● **QUOTED PASSAGE**:
....................
Gradient in continuous regression using a neural network

问题

I'm trying to implement a regression NN that has 3 layers (1 input, 1 hidden and 1 output layer with a continuous result). As a basis I took a classification NN from coursera.org class, but changed the cost function and gradient calculation so as to fit a regression problem (and not a classification one):

My nnCostFunction now is:

function [J grad] = nnCostFunctionLinear(nn_params, ...
                                   input_layer_size, ...
                                   hidden_layer_size, ...
                                   num_labels, ...
                                   X, y, lambda)

Theta1 = reshape(nn_params(1:hidden_layer_size * (input_layer_size + 1)), ...
                 hidden_layer_size, (input_layer_size + 1));

Theta2 = reshape(nn_params((1 + (hidden_layer_size * (input_layer_size + 1))):end), ...
                 num_labels, (hidden_layer_size + 1));

m = size(X, 1);

a1 = X;
a1 = [ones(m, 1) a1];
a2 = a1 * Theta1';
a2 = [ones(m, 1) a2];
a3 = a2 * Theta2';
Y = y;

J = 1/(2*m)*sum(sum((a3 - Y).^2))

th1 = Theta1;
th1(:,1) = 0; %set bias = 0 in reg. formula
th2 = Theta2;
th2(:,1) = 0;

t1 = th1.^2;
t2 = th2.^2;
th = sum(sum(t1)) + sum(sum(t2));
th = lambda * th / (2*m);
J = J + th; %regularization


del_3 = a3 - Y;
t1 = del_3'*a2;
Theta2_grad = 2*(t1)/m + lambda*th2/m;

t1 = del_3 * Theta2;
del_2 = t1 .*  a2;
del_2 = del_2(:,2:end);
t1 = del_2'*a1;
Theta1_grad = 2*(t1)/m + lambda*th1/m;

grad = [Theta1_grad(:) ; Theta2_grad(:)];
end

Then I use this func in fmincg algorithm, but in firsts iterations fmincg end it's work. I think my gradient is wrong, but I can't find the error.

Can anybody help?

回答1:

If I understand correctly, your first block of code (shown below) -

m = size(X, 1);

a1 = X;
a1 = [ones(m, 1) a1];
a2 = a1 * Theta1';
a2 = [ones(m, 1) a2];
a3 = a2 * Theta2';
Y = y;

is to get the output a⁽³⁾ at the output layer.

Ng's slides about NN has the below configuration to calculate a⁽³⁾. It's different from what your code presents.

• in the middle/output layer, you are not doing the activation function g, e.g., a sigmoid function.

In terms of the cost function J without regularization terms, Ng's slides has the below formula:

I don't understand why you can compute it using:

J = 1/(2*m)*sum(sum((a3 - Y).^2))
....................
● **TASK DESCRIPTION**:
In the regression neural network thread, what does the reply say the code is not doing in the middle/output layer?

● **PROVIDED RECORDS**:
....................
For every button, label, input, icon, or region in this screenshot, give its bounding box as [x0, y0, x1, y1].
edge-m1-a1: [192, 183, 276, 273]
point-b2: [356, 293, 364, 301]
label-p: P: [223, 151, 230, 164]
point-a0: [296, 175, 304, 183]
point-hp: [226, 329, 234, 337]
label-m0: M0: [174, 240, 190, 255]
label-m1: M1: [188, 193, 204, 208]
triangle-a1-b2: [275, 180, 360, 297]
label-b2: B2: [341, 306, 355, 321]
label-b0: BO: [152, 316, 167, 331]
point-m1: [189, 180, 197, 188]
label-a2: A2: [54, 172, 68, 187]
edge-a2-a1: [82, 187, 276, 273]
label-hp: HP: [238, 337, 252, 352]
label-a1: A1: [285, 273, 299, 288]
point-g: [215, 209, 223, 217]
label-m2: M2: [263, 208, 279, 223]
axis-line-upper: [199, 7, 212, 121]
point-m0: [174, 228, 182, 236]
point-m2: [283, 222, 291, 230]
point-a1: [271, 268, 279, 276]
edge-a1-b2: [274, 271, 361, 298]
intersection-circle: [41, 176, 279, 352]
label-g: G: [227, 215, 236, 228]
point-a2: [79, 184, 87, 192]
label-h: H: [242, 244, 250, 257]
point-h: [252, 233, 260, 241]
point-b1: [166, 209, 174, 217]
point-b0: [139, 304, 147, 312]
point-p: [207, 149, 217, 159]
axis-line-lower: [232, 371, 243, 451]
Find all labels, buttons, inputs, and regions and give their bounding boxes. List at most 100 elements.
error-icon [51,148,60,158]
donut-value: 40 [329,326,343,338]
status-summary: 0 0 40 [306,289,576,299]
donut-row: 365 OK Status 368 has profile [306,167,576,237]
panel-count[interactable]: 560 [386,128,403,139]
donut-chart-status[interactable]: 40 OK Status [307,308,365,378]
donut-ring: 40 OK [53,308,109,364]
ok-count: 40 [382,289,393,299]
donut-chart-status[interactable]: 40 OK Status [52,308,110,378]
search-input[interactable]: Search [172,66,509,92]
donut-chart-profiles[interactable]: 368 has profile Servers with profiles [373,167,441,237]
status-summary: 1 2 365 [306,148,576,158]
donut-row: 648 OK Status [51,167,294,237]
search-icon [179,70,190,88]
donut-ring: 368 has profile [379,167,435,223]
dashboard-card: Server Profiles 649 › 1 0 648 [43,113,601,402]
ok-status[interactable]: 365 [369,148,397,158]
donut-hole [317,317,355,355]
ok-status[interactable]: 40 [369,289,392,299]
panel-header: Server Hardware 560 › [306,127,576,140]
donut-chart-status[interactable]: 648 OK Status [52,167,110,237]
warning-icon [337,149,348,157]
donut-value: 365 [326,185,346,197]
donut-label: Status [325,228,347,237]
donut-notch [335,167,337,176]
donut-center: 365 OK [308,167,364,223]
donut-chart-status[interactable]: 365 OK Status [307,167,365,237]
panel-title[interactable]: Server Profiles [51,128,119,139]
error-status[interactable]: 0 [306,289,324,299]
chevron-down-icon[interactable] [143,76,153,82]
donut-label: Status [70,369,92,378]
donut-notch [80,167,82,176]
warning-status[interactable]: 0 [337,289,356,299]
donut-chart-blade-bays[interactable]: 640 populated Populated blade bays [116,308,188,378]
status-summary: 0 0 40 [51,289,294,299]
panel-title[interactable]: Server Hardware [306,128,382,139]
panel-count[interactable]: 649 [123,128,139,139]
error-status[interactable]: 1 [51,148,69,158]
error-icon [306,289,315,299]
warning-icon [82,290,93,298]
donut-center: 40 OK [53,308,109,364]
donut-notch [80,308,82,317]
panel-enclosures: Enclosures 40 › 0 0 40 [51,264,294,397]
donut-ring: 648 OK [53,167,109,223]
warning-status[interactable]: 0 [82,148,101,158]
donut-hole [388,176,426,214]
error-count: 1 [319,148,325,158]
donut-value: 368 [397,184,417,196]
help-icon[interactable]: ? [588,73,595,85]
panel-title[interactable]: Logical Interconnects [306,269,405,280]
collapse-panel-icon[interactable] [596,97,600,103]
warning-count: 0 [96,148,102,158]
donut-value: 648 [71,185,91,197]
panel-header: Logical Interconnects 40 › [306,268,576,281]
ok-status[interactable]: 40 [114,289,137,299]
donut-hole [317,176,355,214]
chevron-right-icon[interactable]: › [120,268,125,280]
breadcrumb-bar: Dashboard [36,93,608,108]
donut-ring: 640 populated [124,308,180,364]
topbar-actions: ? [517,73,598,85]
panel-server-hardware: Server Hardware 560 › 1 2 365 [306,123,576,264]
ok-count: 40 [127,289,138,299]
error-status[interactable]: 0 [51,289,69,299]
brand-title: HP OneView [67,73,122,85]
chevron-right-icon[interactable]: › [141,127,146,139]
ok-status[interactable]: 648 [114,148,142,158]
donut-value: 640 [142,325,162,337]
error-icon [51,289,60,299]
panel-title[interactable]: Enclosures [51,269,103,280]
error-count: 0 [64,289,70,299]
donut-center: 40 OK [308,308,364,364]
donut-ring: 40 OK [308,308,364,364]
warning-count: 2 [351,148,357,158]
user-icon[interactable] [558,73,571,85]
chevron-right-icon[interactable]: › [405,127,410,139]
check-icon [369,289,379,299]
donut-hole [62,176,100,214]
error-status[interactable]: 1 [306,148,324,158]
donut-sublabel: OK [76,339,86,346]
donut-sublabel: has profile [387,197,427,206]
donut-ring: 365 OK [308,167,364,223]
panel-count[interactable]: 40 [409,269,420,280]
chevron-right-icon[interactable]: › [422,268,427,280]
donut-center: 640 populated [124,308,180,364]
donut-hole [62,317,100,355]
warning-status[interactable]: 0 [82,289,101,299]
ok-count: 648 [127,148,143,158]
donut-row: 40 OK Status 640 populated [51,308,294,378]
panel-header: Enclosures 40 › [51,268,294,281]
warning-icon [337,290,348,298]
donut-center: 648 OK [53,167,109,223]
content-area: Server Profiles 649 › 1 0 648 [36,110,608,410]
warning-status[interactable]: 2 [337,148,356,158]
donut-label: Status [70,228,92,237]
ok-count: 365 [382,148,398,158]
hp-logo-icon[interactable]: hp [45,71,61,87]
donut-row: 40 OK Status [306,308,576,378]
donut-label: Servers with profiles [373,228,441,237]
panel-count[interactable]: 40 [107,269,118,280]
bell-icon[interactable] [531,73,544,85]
....................
● **FINAL ANSWER**:
It is not applying the activation function g, such as a sigmoid function.